━━ Material to process ━━
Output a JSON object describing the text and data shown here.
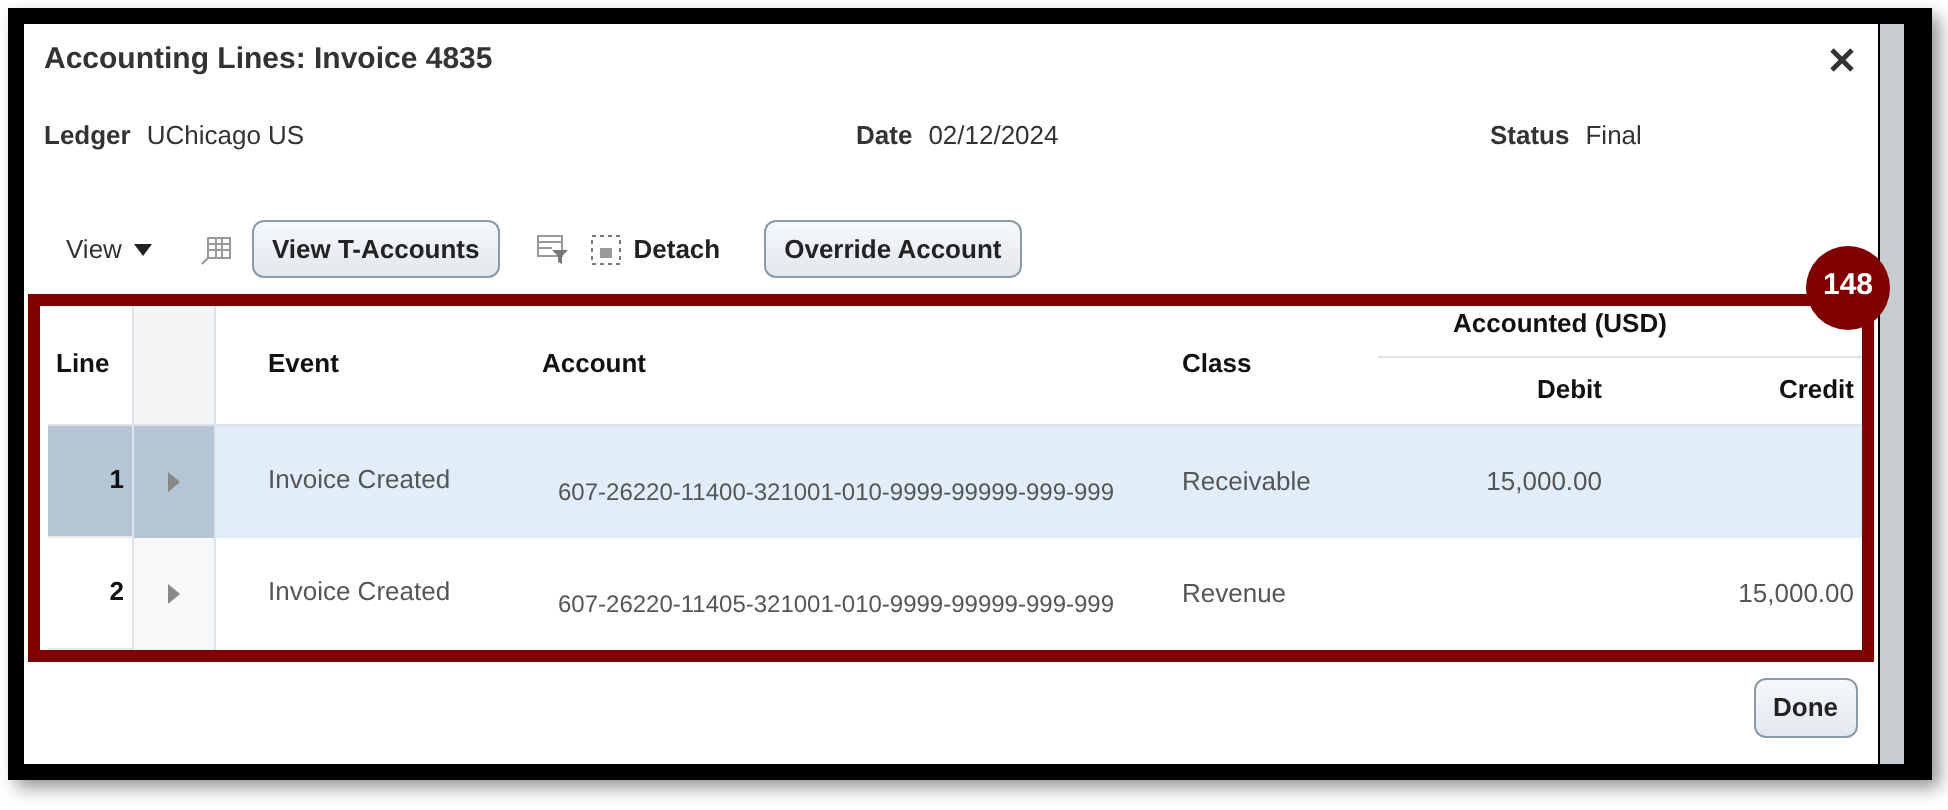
{
  "dialog": {
    "title": "Accounting Lines: Invoice 4835"
  },
  "header_fields": [
    {
      "label": "Ledger",
      "value": "UChicago US"
    },
    {
      "label": "Date",
      "value": "02/12/2024"
    },
    {
      "label": "Status",
      "value": "Final"
    }
  ],
  "toolbar": {
    "view_menu": "View",
    "view_t_accounts": "View T-Accounts",
    "detach": "Detach",
    "override_account": "Override Account"
  },
  "callout_badge": "148",
  "table": {
    "columns": [
      "Line",
      "Event",
      "Account",
      "Class"
    ],
    "group_header": "Accounted (USD)",
    "sub_columns": [
      "Debit",
      "Credit"
    ],
    "rows": [
      {
        "line": "1",
        "event": "Invoice Created",
        "account": "607-26220-11400-321001-010-9999-99999-999-999",
        "class": "Receivable",
        "debit": "15,000.00",
        "credit": "",
        "selected": true
      },
      {
        "line": "2",
        "event": "Invoice Created",
        "account": "607-26220-11405-321001-010-9999-99999-999-999",
        "class": "Revenue",
        "debit": "",
        "credit": "15,000.00",
        "selected": false
      }
    ]
  },
  "done_button": "Done"
}
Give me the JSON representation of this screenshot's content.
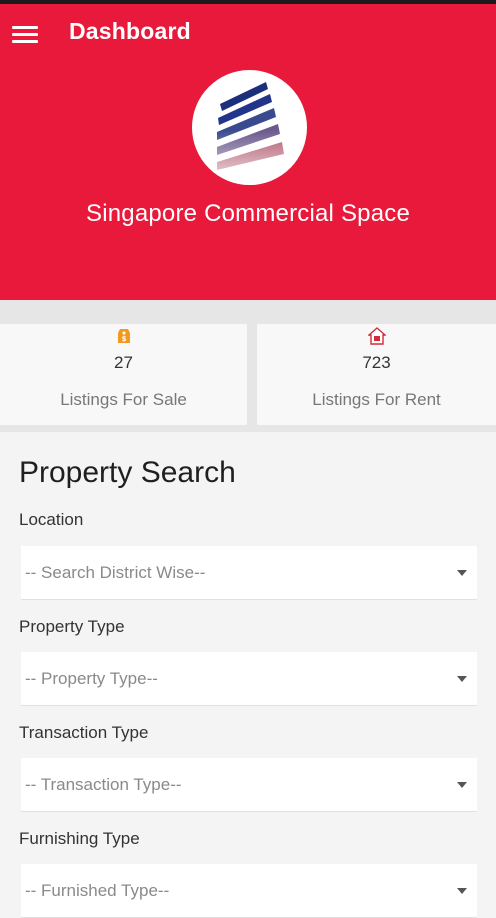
{
  "header": {
    "title": "Dashboard",
    "brand": "Singapore Commercial Space",
    "accent": "#e8193a"
  },
  "stats": {
    "sale": {
      "count": "27",
      "label": "Listings For Sale",
      "icon": "sale-tag-icon"
    },
    "rent": {
      "count": "723",
      "label": "Listings For Rent",
      "icon": "rent-house-icon"
    }
  },
  "search": {
    "title": "Property Search",
    "location": {
      "label": "Location",
      "placeholder": "-- Search District Wise--"
    },
    "property_type": {
      "label": "Property Type",
      "placeholder": "-- Property Type--"
    },
    "transaction_type": {
      "label": "Transaction Type",
      "placeholder": "-- Transaction Type--"
    },
    "furnishing_type": {
      "label": "Furnishing Type",
      "placeholder": "-- Furnished Type--"
    }
  }
}
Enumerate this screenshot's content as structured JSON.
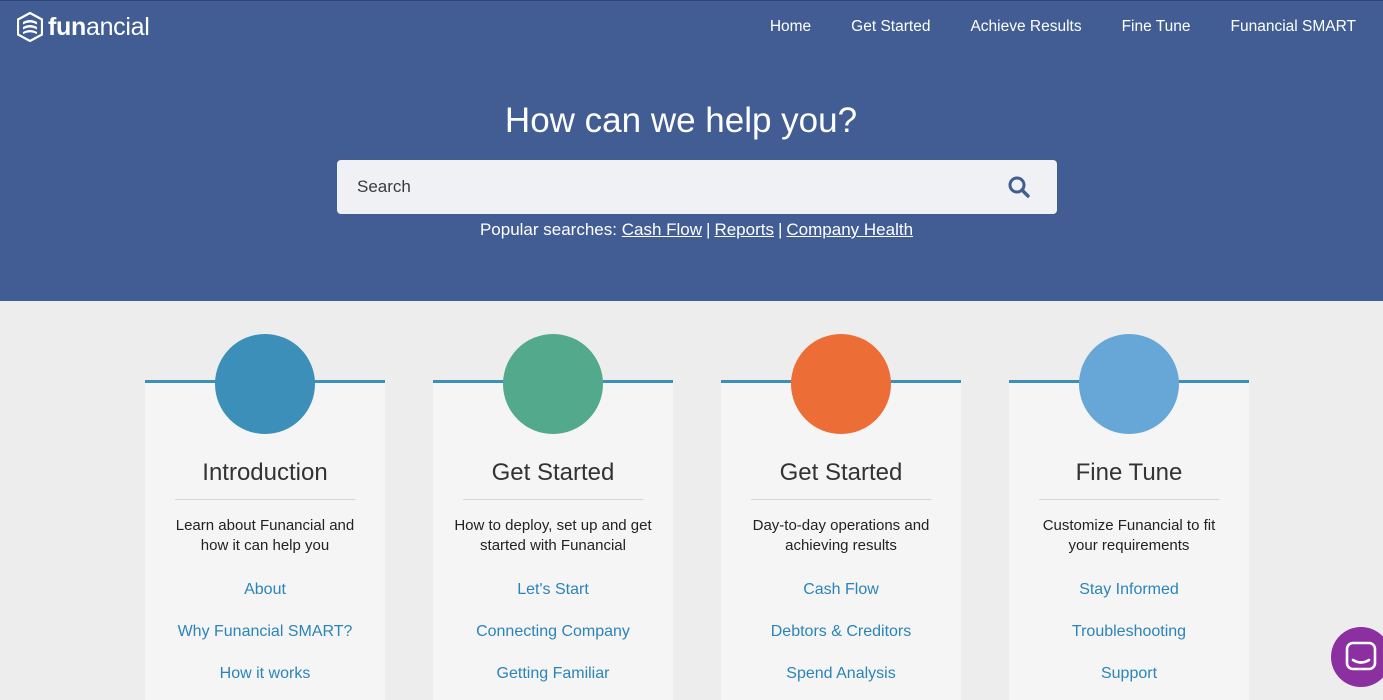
{
  "brand": {
    "name_bold": "fun",
    "name_light": "ancial",
    "logo_icon": "funancial-logo-icon",
    "hero_color": "#415d94"
  },
  "nav": {
    "items": [
      {
        "label": "Home"
      },
      {
        "label": "Get Started"
      },
      {
        "label": "Achieve Results"
      },
      {
        "label": "Fine Tune"
      },
      {
        "label": "Funancial SMART"
      }
    ]
  },
  "hero": {
    "title": "How can we help you?",
    "search": {
      "placeholder": "Search",
      "value": "",
      "icon": "search-icon"
    },
    "popular": {
      "prefix": "Popular searches:",
      "separator": "|",
      "links": [
        "Cash Flow",
        "Reports",
        "Company Health"
      ]
    }
  },
  "cards": [
    {
      "title": "Introduction",
      "description": "Learn about Funancial and how it can help you",
      "color": "#3b8fb8",
      "links": [
        "About",
        "Why Funancial SMART?",
        "How it works"
      ]
    },
    {
      "title": "Get Started",
      "description": "How to deploy, set up and get started with Funancial",
      "color": "#52a98b",
      "links": [
        "Let's Start",
        "Connecting Company",
        "Getting Familiar"
      ]
    },
    {
      "title": "Get Started",
      "description": "Day-to-day operations and achieving results",
      "color": "#ec6d35",
      "links": [
        "Cash Flow",
        "Debtors & Creditors",
        "Spend Analysis"
      ]
    },
    {
      "title": "Fine Tune",
      "description": "Customize Funancial to fit your requirements",
      "color": "#67a7d7",
      "links": [
        "Stay Informed",
        "Troubleshooting",
        "Support"
      ]
    }
  ],
  "chat": {
    "icon": "chat-icon",
    "color": "#8b2fa1"
  }
}
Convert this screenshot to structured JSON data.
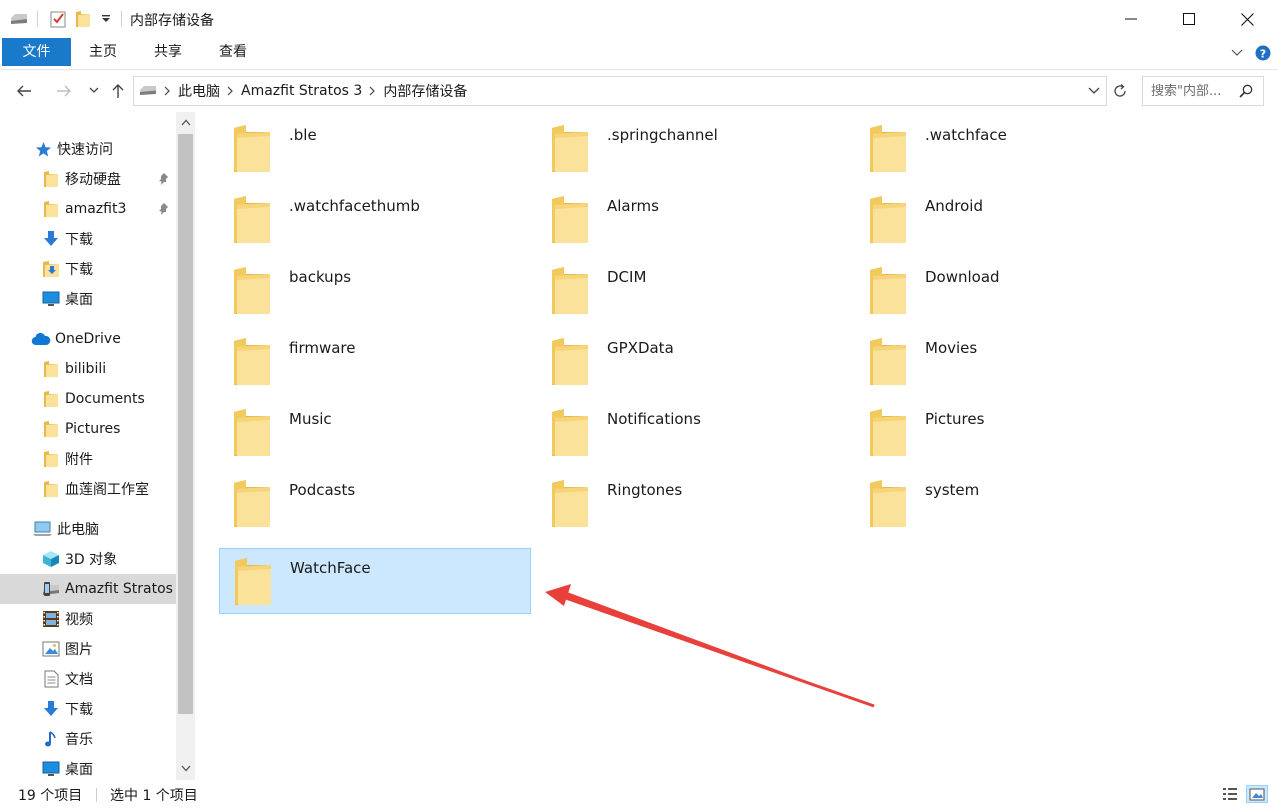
━━━
** Exercise directions **
Without the pictures, print the records in full, exactly as they appear.

** Result of the task **
Output a JSON object describing the text and data shown here.
{
  "dialog": {
    "title": "Accounting Lines: Invoice 4835"
  },
  "header_fields": [
    {
      "label": "Ledger",
      "value": "UChicago US"
    },
    {
      "label": "Date",
      "value": "02/12/2024"
    },
    {
      "label": "Status",
      "value": "Final"
    }
  ],
  "toolbar": {
    "view_menu": "View",
    "view_t_accounts": "View T-Accounts",
    "detach": "Detach",
    "override_account": "Override Account"
  },
  "callout_badge": "148",
  "table": {
    "columns": [
      "Line",
      "Event",
      "Account",
      "Class"
    ],
    "group_header": "Accounted (USD)",
    "sub_columns": [
      "Debit",
      "Credit"
    ],
    "rows": [
      {
        "line": "1",
        "event": "Invoice Created",
        "account": "607-26220-11400-321001-010-9999-99999-999-999",
        "class": "Receivable",
        "debit": "15,000.00",
        "credit": "",
        "selected": true
      },
      {
        "line": "2",
        "event": "Invoice Created",
        "account": "607-26220-11405-321001-010-9999-99999-999-999",
        "class": "Revenue",
        "debit": "",
        "credit": "15,000.00",
        "selected": false
      }
    ]
  },
  "done_button": "Done"
}
Give me the JSON representation of this screenshot's content.
{
  "header": {
    "title": "Dashboard",
    "brand": "Singapore Commercial Space",
    "accent": "#e8193a"
  },
  "stats": {
    "sale": {
      "count": "27",
      "label": "Listings For Sale",
      "icon": "sale-tag-icon"
    },
    "rent": {
      "count": "723",
      "label": "Listings For Rent",
      "icon": "rent-house-icon"
    }
  },
  "search": {
    "title": "Property Search",
    "location": {
      "label": "Location",
      "placeholder": "-- Search District Wise--"
    },
    "property_type": {
      "label": "Property Type",
      "placeholder": "-- Property Type--"
    },
    "transaction_type": {
      "label": "Transaction Type",
      "placeholder": "-- Transaction Type--"
    },
    "furnishing_type": {
      "label": "Furnishing Type",
      "placeholder": "-- Furnished Type--"
    }
  }
}
Enumerate this screenshot's content as structured JSON.
{
  "brand": {
    "name_bold": "fun",
    "name_light": "ancial",
    "logo_icon": "funancial-logo-icon",
    "hero_color": "#415d94"
  },
  "nav": {
    "items": [
      {
        "label": "Home"
      },
      {
        "label": "Get Started"
      },
      {
        "label": "Achieve Results"
      },
      {
        "label": "Fine Tune"
      },
      {
        "label": "Funancial SMART"
      }
    ]
  },
  "hero": {
    "title": "How can we help you?",
    "search": {
      "placeholder": "Search",
      "value": "",
      "icon": "search-icon"
    },
    "popular": {
      "prefix": "Popular searches:",
      "separator": "|",
      "links": [
        "Cash Flow",
        "Reports",
        "Company Health"
      ]
    }
  },
  "cards": [
    {
      "title": "Introduction",
      "description": "Learn about Funancial and how it can help you",
      "color": "#3b8fb8",
      "links": [
        "About",
        "Why Funancial SMART?",
        "How it works"
      ]
    },
    {
      "title": "Get Started",
      "description": "How to deploy, set up and get started with Funancial",
      "color": "#52a98b",
      "links": [
        "Let's Start",
        "Connecting Company",
        "Getting Familiar"
      ]
    },
    {
      "title": "Get Started",
      "description": "Day-to-day operations and achieving results",
      "color": "#ec6d35",
      "links": [
        "Cash Flow",
        "Debtors & Creditors",
        "Spend Analysis"
      ]
    },
    {
      "title": "Fine Tune",
      "description": "Customize Funancial to fit your requirements",
      "color": "#67a7d7",
      "links": [
        "Stay Informed",
        "Troubleshooting",
        "Support"
      ]
    }
  ],
  "chat": {
    "icon": "chat-icon",
    "color": "#8b2fa1"
  }
}
Convert this screenshot to structured JSON data.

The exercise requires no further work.